Exercise
The data must be returned in full and exactly as given.

━━━━━━━━━━

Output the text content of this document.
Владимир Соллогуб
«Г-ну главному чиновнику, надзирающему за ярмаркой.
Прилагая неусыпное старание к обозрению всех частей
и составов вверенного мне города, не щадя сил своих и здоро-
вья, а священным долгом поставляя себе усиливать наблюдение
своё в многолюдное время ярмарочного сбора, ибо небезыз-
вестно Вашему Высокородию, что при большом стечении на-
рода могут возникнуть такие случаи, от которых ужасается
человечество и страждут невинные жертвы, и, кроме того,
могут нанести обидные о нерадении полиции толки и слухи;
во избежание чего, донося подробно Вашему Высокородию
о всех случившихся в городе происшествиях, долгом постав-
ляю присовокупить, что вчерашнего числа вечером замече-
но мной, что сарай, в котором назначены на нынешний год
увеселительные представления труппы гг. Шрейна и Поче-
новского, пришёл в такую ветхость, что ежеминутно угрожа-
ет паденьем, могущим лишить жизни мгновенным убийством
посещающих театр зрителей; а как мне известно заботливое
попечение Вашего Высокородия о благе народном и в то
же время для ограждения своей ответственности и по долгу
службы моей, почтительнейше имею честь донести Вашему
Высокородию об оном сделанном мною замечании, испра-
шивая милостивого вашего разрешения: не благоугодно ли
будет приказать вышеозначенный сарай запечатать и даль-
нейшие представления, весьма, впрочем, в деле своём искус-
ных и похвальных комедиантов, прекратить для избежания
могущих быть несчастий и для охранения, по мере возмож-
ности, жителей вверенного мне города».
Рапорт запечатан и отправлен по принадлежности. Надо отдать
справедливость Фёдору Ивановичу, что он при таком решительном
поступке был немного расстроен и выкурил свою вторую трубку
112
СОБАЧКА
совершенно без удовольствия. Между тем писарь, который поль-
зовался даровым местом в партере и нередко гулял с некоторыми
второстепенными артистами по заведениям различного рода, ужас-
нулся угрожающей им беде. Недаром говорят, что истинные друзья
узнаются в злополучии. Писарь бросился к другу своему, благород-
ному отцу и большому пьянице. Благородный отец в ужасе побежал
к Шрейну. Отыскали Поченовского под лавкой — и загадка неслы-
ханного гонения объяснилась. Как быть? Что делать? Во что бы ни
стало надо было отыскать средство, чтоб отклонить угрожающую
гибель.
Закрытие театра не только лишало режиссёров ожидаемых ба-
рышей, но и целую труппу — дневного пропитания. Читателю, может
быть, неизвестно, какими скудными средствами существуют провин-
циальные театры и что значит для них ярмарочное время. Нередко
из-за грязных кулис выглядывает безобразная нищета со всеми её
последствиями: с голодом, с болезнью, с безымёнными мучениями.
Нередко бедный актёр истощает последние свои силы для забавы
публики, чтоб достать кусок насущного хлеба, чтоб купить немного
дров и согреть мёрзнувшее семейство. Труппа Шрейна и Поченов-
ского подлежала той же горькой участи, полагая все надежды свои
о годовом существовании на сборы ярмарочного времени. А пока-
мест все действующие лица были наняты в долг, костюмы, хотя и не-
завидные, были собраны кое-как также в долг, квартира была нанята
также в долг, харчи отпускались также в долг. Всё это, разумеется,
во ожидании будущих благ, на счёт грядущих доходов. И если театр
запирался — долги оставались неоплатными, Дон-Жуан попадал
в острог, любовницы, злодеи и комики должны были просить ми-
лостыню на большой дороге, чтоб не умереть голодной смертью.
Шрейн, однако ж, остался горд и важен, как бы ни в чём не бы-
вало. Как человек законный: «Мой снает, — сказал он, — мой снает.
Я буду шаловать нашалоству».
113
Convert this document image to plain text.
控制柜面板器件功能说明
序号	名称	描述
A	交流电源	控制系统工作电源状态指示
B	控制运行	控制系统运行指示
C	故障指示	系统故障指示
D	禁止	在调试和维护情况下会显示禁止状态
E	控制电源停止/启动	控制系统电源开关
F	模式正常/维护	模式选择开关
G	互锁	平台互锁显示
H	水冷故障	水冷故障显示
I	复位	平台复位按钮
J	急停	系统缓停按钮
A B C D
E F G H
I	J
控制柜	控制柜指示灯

━━━━━━━━━━

The answer
Output the text content of this document.
Владимир Соллогуб
«Г-ну главному чиновнику, надзирающему за ярмаркой.
Прилагая неусыпное старание к обозрению всех частей
и составов вверенного мне города, не щадя сил своих и здоро-
вья, а священным долгом поставляя себе усиливать наблюдение
своё в многолюдное время ярмарочного сбора, ибо небезыз-
вестно Вашему Высокородию, что при большом стечении на-
рода могут возникнуть такие случаи, от которых ужасается
человечество и страждут невинные жертвы, и, кроме того,
могут нанести обидные о нерадении полиции толки и слухи;
во избежание чего, донося подробно Вашему Высокородию
о всех случившихся в городе происшествиях, долгом постав-
ляю присовокупить, что вчерашнего числа вечером замече-
но мной, что сарай, в котором назначены на нынешний год
увеселительные представления труппы гг. Шрейна и Поче-
новского, пришёл в такую ветхость, что ежеминутно угрожа-
ет паденьем, могущим лишить жизни мгновенным убийством
посещающих театр зрителей; а как мне известно заботливое
попечение Вашего Высокородия о благе народном и в то
же время для ограждения своей ответственности и по долгу
службы моей, почтительнейше имею честь донести Вашему
Высокородию об оном сделанном мною замечании, испра-
шивая милостивого вашего разрешения: не благоугодно ли
будет приказать вышеозначенный сарай запечатать и даль-
нейшие представления, весьма, впрочем, в деле своём искус-
ных и похвальных комедиантов, прекратить для избежания
могущих быть несчастий и для охранения, по мере возмож-
ности, жителей вверенного мне города».
Рапорт запечатан и отправлен по принадлежности. Надо отдать
справедливость Фёдору Ивановичу, что он при таком решительном
поступке был немного расстроен и выкурил свою вторую трубку
112
СОБАЧКА
совершенно без удовольствия. Между тем писарь, который поль-
зовался даровым местом в партере и нередко гулял с некоторыми
второстепенными артистами по заведениям различного рода, ужас-
нулся угрожающей им беде. Недаром говорят, что истинные друзья
узнаются в злополучии. Писарь бросился к другу своему, благород-
ному отцу и большому пьянице. Благородный отец в ужасе побежал
к Шрейну. Отыскали Поченовского под лавкой — и загадка неслы-
ханного гонения объяснилась. Как быть? Что делать? Во что бы ни
стало надо было отыскать средство, чтоб отклонить угрожающую
гибель.
Закрытие театра не только лишало режиссёров ожидаемых ба-
рышей, но и целую труппу — дневного пропитания. Читателю, может
быть, неизвестно, какими скудными средствами существуют провин-
циальные театры и что значит для них ярмарочное время. Нередко
из-за грязных кулис выглядывает безобразная нищета со всеми её
последствиями: с голодом, с болезнью, с безымёнными мучениями.
Нередко бедный актёр истощает последние свои силы для забавы
публики, чтоб достать кусок насущного хлеба, чтоб купить немного
дров и согреть мёрзнувшее семейство. Труппа Шрейна и Поченов-
ского подлежала той же горькой участи, полагая все надежды свои
о годовом существовании на сборы ярмарочного времени. А пока-
мест все действующие лица были наняты в долг, костюмы, хотя и не-
завидные, были собраны кое-как также в долг, квартира была нанята
также в долг, харчи отпускались также в долг. Всё это, разумеется,
во ожидании будущих благ, на счёт грядущих доходов. И если театр
запирался — долги оставались неоплатными, Дон-Жуан попадал
в острог, любовницы, злодеи и комики должны были просить ми-
лостыню на большой дороге, чтоб не умереть голодной смертью.
Шрейн, однако ж, остался горд и важен, как бы ни в чём не бы-
вало. Как человек законный: «Мой снает, — сказал он, — мой снает.
Я буду шаловать нашалоству».
113
Convert this document image to plain text.
控制柜面板器件功能说明
序号	名称	描述
A	交流电源	控制系统工作电源状态指示
B	控制运行	控制系统运行指示
C	故障指示	系统故障指示
D	禁止	在调试和维护情况下会显示禁止状态
E	控制电源停止/启动	控制系统电源开关
F	模式正常/维护	模式选择开关
G	互锁	平台互锁显示
H	水冷故障	水冷故障显示
I	复位	平台复位按钮
J	急停	系统缓停按钮
A B C D
E F G H
I	J
控制柜	控制柜指示灯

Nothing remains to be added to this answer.